┏━━

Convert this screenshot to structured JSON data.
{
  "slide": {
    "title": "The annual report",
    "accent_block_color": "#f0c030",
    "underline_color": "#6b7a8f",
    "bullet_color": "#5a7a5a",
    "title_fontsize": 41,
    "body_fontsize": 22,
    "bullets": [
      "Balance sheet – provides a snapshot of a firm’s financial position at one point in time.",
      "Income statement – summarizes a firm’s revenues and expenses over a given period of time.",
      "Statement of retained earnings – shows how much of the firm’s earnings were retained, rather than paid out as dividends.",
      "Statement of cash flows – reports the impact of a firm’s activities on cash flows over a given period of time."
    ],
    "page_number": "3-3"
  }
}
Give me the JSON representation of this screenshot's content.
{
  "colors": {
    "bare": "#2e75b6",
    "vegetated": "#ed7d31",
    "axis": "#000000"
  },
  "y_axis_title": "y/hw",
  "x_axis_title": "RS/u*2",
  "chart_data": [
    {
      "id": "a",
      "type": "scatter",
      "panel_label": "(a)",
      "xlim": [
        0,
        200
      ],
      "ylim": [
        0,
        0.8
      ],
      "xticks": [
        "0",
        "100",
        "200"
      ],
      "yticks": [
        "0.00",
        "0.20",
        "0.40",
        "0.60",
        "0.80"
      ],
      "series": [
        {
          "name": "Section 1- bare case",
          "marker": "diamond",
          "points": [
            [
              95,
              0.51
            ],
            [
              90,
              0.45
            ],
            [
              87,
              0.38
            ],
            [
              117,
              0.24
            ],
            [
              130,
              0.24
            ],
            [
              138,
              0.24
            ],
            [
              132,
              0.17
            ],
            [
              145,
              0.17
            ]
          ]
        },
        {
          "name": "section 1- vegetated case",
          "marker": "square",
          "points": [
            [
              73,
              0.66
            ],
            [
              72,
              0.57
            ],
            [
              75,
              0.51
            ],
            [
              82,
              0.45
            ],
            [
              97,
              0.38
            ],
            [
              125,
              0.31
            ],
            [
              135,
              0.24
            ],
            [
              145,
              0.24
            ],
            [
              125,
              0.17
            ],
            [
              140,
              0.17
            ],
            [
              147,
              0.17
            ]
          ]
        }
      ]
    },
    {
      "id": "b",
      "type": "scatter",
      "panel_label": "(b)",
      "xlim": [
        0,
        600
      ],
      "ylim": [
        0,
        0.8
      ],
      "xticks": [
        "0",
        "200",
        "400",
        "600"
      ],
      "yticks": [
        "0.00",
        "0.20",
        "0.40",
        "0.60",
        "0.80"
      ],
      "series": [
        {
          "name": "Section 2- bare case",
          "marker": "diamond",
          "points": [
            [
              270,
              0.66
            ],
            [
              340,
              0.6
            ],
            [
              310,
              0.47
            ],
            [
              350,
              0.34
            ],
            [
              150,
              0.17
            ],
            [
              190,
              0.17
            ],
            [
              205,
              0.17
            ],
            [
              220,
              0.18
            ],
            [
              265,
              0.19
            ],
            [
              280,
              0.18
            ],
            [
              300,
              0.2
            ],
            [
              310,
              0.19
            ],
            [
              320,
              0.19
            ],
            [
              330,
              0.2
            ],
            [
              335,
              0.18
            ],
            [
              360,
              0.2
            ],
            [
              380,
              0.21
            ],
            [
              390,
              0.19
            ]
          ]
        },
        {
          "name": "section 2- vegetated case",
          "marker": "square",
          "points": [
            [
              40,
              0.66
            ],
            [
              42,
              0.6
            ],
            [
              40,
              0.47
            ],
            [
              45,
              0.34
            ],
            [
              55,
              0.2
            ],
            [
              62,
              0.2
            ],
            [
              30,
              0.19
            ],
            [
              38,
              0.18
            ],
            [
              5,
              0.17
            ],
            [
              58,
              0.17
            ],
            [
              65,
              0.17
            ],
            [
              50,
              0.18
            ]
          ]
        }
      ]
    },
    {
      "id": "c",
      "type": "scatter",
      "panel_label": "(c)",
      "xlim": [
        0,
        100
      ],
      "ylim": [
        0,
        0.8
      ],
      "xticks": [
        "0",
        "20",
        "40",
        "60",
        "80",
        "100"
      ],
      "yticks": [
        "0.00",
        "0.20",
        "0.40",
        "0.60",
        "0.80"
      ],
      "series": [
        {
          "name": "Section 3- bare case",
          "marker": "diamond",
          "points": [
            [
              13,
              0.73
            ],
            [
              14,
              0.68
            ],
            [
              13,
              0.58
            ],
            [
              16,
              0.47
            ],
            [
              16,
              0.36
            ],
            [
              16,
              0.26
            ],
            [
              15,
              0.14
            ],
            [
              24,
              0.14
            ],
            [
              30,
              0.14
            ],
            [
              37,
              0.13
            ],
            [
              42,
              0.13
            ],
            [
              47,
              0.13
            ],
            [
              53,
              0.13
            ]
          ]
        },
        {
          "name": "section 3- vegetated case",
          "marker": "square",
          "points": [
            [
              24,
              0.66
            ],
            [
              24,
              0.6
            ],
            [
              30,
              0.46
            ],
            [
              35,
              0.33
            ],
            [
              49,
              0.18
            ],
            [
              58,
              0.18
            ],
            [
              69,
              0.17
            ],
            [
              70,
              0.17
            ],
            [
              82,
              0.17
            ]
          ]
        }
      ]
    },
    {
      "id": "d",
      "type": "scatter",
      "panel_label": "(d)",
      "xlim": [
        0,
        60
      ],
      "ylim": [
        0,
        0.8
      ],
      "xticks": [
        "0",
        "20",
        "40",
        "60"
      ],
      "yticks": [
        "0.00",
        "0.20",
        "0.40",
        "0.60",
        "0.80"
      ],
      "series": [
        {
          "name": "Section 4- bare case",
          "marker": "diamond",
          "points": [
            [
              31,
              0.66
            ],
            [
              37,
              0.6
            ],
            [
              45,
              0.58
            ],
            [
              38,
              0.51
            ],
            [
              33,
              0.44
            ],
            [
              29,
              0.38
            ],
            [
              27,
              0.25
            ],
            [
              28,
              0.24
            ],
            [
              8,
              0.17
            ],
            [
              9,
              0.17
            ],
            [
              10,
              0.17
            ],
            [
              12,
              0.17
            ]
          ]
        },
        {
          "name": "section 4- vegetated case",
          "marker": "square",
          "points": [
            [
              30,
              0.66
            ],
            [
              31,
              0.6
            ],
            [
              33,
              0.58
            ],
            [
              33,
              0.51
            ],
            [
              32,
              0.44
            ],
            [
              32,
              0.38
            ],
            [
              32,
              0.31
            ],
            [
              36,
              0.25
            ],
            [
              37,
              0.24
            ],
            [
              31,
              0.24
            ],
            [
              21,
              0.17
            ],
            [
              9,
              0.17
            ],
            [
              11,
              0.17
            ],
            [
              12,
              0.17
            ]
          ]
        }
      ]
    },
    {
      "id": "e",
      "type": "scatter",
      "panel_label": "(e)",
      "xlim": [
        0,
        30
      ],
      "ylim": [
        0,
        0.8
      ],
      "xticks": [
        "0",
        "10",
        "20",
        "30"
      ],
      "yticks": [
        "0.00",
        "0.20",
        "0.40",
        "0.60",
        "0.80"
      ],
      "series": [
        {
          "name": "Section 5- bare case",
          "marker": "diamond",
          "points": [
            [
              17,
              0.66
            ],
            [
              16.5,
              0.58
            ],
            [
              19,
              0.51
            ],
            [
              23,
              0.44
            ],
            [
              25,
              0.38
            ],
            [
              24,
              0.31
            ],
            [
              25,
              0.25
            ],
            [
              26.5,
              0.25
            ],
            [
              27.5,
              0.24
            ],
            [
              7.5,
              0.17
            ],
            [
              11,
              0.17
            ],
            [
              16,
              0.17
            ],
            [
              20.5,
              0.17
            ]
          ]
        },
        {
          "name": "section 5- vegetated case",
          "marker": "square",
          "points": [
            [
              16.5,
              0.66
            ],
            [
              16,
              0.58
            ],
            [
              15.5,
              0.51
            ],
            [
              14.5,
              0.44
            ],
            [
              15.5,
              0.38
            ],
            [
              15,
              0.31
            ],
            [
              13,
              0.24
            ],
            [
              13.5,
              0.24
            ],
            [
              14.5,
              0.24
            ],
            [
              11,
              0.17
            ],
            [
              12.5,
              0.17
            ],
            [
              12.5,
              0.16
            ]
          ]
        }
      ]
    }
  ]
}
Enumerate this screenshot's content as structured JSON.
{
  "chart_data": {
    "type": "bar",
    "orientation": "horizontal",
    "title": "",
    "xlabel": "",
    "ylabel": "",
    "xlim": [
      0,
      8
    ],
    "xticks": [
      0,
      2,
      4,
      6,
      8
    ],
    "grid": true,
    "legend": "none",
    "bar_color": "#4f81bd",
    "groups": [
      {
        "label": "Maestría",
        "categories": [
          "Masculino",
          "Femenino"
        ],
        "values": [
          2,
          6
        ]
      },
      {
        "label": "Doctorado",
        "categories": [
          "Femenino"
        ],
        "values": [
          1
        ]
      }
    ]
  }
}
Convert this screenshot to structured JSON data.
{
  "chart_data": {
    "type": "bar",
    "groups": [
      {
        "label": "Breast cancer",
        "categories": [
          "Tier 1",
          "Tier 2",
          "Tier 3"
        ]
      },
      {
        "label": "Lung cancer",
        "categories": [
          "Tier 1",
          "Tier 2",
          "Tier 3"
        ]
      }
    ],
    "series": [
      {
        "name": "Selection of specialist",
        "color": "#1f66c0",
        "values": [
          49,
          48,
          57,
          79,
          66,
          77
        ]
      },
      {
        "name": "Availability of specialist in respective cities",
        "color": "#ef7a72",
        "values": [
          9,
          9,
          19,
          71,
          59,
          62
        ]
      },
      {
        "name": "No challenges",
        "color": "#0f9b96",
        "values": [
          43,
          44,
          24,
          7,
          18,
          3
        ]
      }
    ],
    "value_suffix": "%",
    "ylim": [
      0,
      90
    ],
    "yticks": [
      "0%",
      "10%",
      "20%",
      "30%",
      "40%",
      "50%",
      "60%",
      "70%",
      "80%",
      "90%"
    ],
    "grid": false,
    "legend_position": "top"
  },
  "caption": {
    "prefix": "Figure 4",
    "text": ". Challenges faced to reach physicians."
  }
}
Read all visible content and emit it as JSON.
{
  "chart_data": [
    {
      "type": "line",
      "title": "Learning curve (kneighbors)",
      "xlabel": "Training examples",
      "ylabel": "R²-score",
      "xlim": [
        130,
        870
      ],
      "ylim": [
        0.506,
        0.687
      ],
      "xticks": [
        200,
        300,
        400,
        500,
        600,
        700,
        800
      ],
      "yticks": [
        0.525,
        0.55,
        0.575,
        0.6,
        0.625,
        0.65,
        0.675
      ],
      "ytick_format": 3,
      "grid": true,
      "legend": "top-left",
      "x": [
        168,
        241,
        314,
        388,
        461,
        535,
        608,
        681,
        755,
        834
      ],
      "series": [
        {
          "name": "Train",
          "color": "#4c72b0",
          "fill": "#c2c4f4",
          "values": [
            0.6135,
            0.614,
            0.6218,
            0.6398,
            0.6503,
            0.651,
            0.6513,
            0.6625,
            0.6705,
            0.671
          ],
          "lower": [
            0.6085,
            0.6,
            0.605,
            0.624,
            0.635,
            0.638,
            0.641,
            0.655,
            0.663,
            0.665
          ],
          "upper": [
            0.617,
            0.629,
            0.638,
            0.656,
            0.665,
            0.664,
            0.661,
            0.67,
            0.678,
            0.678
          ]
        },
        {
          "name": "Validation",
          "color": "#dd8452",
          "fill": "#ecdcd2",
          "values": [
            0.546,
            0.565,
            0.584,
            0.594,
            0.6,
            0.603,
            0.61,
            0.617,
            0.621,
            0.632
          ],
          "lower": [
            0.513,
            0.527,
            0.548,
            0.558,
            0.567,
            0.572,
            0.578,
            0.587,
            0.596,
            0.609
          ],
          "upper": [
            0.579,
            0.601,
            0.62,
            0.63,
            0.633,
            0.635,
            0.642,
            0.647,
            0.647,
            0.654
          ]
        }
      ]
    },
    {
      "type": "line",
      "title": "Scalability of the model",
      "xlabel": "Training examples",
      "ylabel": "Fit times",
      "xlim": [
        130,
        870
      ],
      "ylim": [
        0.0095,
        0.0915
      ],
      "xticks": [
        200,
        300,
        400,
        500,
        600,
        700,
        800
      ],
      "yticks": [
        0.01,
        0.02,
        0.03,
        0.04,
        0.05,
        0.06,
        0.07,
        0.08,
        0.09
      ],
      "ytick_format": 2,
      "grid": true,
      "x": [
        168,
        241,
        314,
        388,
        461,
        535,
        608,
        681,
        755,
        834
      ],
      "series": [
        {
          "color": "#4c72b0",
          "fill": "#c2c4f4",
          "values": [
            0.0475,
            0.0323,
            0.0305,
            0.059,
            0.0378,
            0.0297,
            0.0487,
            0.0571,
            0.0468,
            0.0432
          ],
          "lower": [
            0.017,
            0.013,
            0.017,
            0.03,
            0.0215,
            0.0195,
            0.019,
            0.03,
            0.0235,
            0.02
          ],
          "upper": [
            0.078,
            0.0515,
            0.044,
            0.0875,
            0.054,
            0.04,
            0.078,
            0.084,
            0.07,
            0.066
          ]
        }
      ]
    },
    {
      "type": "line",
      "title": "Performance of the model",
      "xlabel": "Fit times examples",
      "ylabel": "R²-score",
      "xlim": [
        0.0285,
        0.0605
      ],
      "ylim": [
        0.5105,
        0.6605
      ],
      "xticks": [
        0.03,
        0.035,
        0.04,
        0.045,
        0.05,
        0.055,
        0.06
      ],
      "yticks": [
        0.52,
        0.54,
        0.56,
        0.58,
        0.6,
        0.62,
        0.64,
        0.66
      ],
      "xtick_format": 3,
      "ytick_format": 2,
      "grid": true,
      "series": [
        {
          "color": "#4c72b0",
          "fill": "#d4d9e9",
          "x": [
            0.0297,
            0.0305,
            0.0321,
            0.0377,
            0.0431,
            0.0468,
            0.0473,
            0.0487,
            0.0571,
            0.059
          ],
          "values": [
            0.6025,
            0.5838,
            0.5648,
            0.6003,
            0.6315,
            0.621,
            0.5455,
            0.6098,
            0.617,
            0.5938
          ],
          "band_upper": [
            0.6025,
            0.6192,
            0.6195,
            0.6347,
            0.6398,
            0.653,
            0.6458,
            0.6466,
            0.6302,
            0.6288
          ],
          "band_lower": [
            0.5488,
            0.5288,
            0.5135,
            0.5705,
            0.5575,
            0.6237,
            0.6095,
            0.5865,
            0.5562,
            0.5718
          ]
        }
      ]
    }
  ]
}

┗━━

• [Goal of the exercise] Each line above that includes "specialist" should be shown.

• [Answer to this exercise]
        "name": "Selection of specialist",
        "name": "Availability of specialist in respective cities",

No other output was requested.